/---
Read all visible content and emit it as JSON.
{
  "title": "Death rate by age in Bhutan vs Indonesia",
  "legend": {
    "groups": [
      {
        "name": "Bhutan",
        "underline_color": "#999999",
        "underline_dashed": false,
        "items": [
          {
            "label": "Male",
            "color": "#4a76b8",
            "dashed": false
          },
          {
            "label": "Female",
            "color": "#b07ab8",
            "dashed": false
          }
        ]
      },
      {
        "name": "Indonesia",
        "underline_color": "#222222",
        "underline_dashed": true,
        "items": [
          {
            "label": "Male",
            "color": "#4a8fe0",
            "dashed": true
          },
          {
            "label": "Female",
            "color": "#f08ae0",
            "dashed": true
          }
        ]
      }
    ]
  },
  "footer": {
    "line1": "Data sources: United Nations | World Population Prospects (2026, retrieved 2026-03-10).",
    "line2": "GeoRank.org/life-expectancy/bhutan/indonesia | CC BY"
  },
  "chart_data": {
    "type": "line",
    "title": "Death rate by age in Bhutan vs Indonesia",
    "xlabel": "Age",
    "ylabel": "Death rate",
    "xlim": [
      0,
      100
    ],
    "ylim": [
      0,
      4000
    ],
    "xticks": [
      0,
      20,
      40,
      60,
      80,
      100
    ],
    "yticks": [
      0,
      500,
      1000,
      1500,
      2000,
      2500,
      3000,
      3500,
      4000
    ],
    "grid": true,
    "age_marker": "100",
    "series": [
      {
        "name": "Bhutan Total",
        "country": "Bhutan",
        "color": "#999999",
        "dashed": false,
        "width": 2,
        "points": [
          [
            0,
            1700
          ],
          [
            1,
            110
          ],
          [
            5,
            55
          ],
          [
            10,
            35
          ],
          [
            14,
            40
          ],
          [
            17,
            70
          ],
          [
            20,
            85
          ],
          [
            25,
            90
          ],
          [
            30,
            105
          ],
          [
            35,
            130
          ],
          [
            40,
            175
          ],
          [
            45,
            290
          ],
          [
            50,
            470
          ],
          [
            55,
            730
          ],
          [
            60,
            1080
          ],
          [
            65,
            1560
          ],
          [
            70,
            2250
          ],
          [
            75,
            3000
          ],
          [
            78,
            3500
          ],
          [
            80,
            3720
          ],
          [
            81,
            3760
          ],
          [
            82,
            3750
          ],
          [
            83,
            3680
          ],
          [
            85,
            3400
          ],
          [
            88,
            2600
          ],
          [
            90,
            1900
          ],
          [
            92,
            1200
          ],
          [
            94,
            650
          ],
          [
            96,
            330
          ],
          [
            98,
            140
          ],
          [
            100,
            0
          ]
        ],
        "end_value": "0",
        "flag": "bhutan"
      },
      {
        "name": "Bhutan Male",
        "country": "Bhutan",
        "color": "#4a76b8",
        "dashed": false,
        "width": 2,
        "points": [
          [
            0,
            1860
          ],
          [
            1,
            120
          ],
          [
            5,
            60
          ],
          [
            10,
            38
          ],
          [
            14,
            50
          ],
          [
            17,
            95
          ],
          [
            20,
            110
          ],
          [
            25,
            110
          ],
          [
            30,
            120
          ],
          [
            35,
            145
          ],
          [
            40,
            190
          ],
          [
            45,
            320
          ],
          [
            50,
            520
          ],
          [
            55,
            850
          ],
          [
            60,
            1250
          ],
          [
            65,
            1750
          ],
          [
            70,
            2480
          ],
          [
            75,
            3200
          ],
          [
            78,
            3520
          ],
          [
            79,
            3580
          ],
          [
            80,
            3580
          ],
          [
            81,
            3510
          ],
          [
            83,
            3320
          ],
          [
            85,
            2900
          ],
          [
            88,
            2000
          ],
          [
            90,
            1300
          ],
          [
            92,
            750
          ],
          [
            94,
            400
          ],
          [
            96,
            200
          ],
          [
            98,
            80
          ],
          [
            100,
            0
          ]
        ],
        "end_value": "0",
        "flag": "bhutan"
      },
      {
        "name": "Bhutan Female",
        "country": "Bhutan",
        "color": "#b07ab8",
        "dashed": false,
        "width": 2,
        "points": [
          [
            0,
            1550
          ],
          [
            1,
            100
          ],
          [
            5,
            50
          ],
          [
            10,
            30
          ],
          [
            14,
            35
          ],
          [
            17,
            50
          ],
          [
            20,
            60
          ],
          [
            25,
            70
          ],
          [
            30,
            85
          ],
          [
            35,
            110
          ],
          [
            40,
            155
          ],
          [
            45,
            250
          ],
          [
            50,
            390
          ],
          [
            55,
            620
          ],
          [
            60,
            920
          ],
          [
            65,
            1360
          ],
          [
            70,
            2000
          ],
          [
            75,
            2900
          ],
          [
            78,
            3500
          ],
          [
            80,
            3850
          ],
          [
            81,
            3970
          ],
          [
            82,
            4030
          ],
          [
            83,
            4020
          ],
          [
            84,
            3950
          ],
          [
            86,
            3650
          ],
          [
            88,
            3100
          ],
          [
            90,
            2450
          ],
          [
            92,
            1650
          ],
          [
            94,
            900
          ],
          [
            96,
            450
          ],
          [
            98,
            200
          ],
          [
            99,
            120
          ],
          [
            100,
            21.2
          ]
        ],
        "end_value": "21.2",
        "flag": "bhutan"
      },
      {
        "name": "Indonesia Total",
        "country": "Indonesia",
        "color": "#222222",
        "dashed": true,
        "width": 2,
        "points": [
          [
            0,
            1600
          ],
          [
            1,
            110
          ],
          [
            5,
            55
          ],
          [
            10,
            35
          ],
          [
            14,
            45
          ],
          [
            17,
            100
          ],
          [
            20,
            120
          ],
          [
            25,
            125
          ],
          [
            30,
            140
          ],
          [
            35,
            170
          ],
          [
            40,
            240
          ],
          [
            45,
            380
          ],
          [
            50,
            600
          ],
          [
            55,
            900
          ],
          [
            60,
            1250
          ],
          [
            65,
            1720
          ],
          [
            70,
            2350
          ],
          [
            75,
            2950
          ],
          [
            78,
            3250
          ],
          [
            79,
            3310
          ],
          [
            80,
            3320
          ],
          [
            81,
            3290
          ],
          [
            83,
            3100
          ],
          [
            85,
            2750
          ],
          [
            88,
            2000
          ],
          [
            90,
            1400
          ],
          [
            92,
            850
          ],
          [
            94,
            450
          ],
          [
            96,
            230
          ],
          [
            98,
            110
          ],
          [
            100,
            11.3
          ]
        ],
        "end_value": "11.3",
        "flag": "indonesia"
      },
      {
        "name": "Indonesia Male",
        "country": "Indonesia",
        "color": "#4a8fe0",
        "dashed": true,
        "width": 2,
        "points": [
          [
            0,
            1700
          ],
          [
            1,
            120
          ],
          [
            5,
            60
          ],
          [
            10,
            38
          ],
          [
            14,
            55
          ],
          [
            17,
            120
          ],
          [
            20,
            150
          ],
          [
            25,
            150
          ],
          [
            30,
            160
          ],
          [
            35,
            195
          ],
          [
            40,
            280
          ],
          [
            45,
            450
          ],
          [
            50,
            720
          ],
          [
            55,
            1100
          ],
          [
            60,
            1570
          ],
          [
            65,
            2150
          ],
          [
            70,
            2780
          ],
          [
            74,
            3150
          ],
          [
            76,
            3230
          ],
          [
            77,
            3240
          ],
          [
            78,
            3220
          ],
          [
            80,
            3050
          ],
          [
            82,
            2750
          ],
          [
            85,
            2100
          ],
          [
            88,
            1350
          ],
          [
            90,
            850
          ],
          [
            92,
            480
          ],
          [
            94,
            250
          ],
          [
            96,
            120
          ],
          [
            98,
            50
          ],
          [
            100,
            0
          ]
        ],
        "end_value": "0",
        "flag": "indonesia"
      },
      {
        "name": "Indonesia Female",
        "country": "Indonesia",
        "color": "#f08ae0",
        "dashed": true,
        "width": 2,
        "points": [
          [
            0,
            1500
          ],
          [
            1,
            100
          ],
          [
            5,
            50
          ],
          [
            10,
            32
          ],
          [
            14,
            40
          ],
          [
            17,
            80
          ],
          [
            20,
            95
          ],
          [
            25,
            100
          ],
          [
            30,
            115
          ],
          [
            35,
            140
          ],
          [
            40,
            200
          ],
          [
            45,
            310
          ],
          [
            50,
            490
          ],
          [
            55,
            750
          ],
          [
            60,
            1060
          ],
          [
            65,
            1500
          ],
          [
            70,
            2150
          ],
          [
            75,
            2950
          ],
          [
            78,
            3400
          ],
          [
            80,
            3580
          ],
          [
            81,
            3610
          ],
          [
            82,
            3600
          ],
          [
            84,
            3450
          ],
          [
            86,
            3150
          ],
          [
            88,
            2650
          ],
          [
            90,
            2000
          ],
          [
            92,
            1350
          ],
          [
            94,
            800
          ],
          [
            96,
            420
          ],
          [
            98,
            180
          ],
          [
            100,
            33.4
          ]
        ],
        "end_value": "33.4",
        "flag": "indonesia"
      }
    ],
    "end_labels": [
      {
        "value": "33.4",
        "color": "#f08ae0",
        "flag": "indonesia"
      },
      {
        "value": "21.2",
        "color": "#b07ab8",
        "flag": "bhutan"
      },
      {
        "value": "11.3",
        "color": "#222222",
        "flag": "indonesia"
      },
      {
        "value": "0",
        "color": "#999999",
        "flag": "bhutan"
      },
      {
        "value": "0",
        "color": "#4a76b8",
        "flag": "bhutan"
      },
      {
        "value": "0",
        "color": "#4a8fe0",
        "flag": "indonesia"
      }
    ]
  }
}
\---
◆ **Stated goal**
Copy out each line of the listing that holds "Total".

◆ **Result for this task**
        "name": "Bhutan Total",
        "name": "Indonesia Total",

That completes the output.